Site information
- Type: Former Military Air Base
- Operator: Bulgarian Air Force
- Controlled by: Bulgarian Air Force

Location
- Stara Zagora Air Base Location within Bulgaria
- Coordinates: 42°22′36.00″N 25°39′18.70″E﻿ / ﻿42.3766667°N 25.6551944°E

Site history
- In use: 1982 – 2000

Airfield information
- Identifiers: ICAO: LBSD
- Elevation: 170 metres (560 ft) AMSL
Runways
| Direction | Length and surface |
| n/a | Concrete |

= Stara Zagora Air Base =

Stara Zagora Air Base is a former Bulgarian military base that later became a regional, civil airport. It is located in central Bulgaria, southeast of Kazanluk and a few km south of Stara Zagora town. Its asphalt runway covers 2499 x 45 m.

==History==
The base is also known as Kolyu Ganchevo. It opened in January 1940.

> [Data excerpt]:
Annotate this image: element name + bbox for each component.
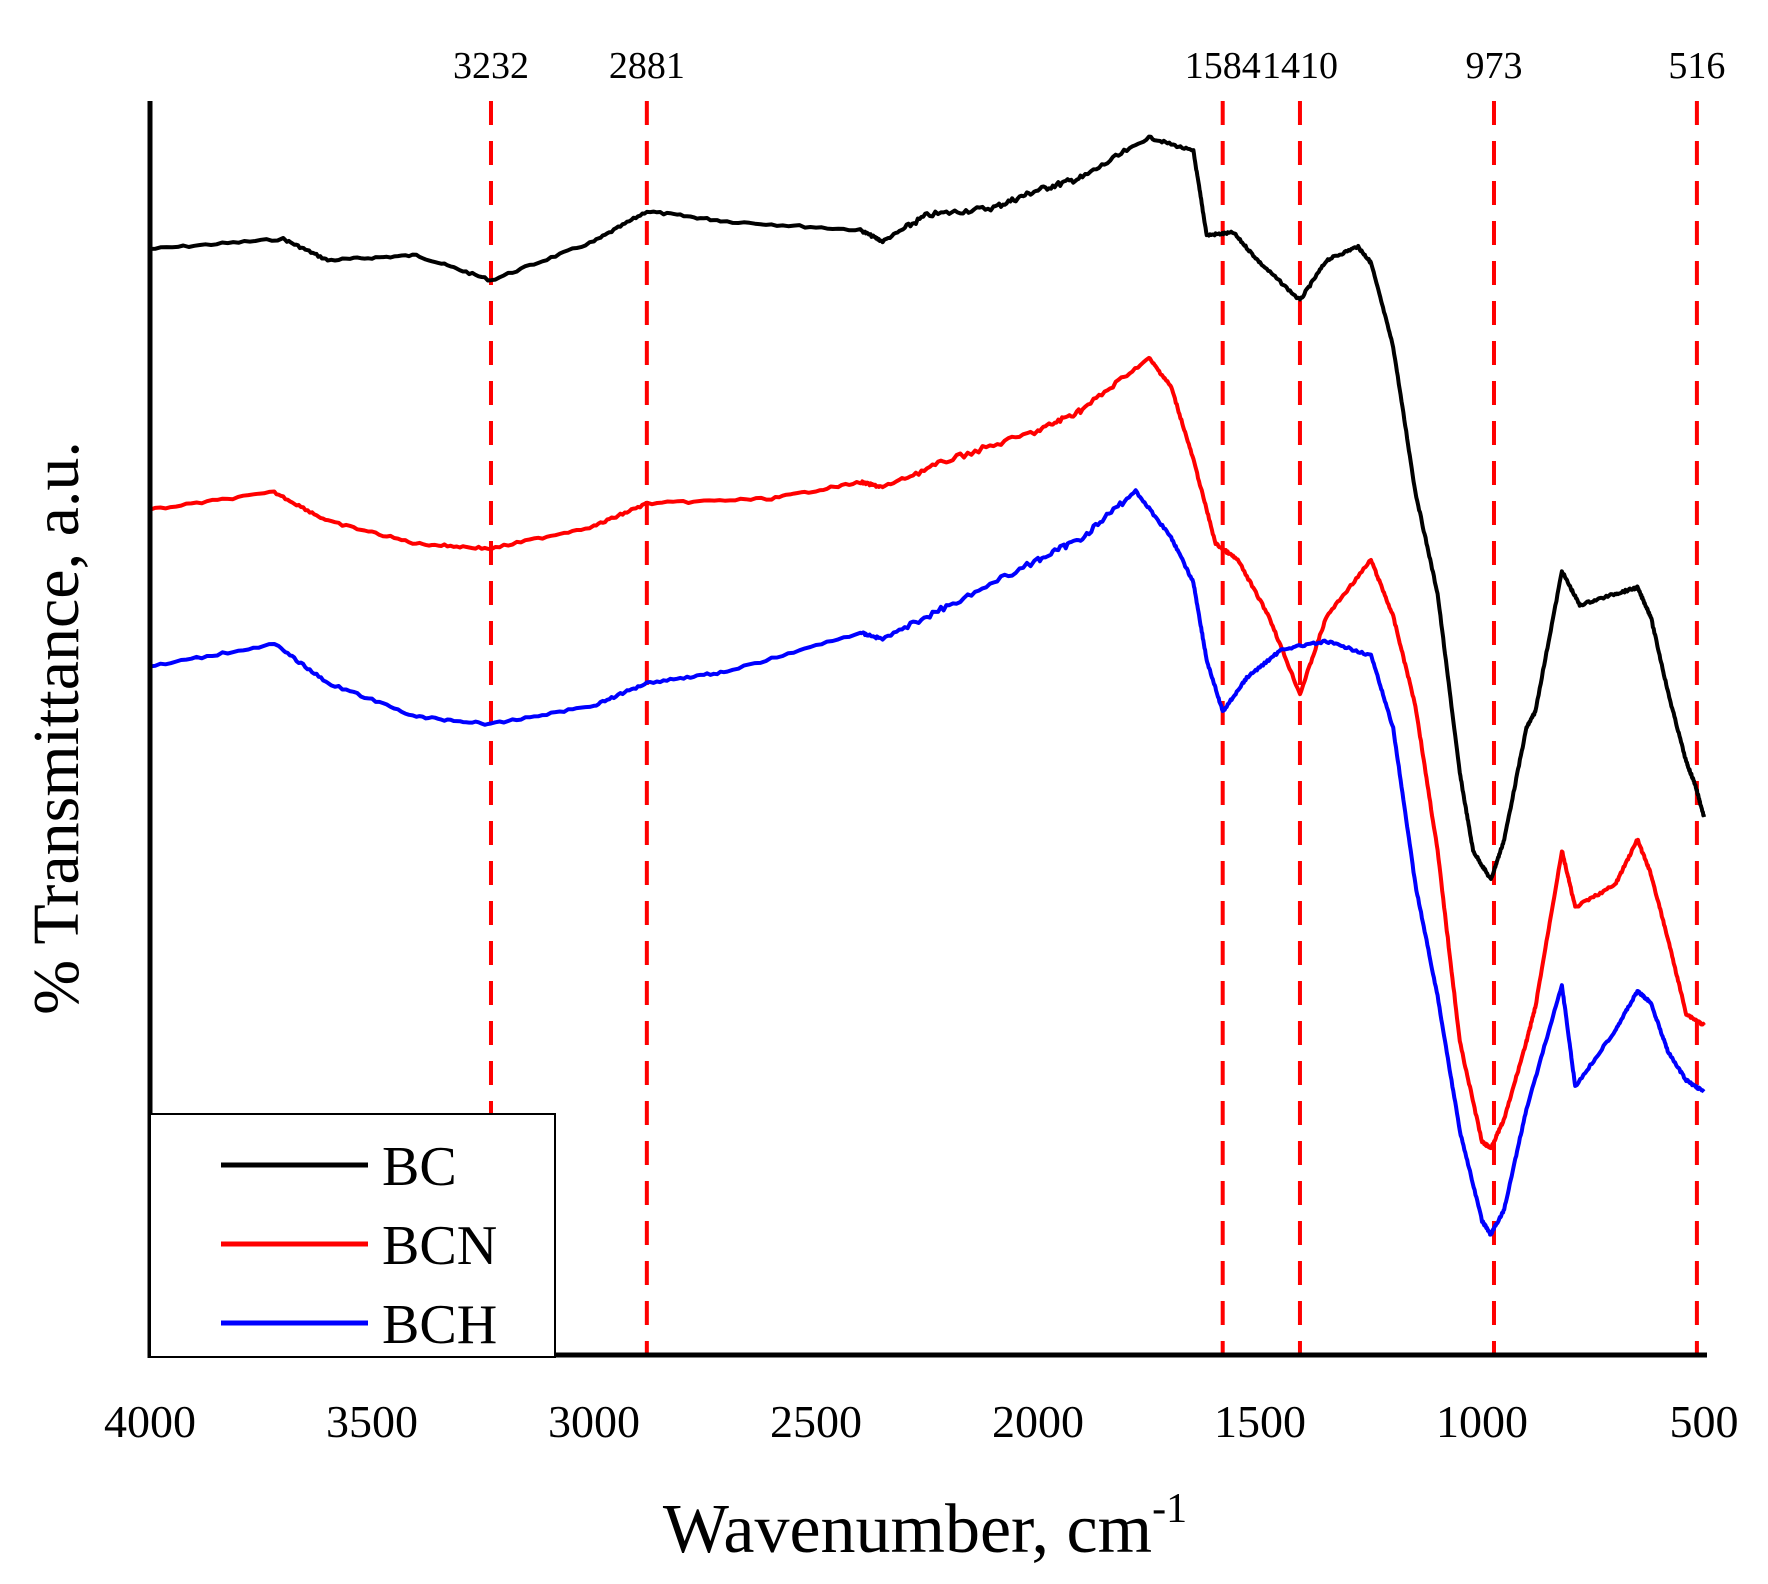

> [Required actions]:
1: In the text about Stara Zagora Air Base, what other name is the base known by?
2: Do these statements agree with the text about Stara Zagora Air Base? Answer yes or no for each, quoting the deciding words. (a) The base lies a few km north of Stara Zagora town. (b) Its ICAO identifier is LBSD. (c) Its elevation is 170 metres above mean sea level.
3: Pick up the text about Stara Zagora Air Base after its final sentence and keep going.

> [Answers for the tasks]:
1: Kolyu Ganchevo.

2:
(a) No: "a few km south of Stara Zagora town"
(b) Yes: "ICAO: LBSD"
(c) Yes: "Elevation: 170 metres (560 ft) AMSL"

3:
It used to house the 13th Attack Helicopters Air Regiment (flying 44 Mil Mi-24, of which 6 were of the "V" version and the remainder of the "D") of the 10th Combined Air Corps. As The corps transformed into Tactical Air Command, so did the regiment, becoming an air base. In 1994 it became the 23rd Attack Helicopter Air Base. The base closed in 2000, with all helicopters transferred to 24 Helicopter Base at Krumovo.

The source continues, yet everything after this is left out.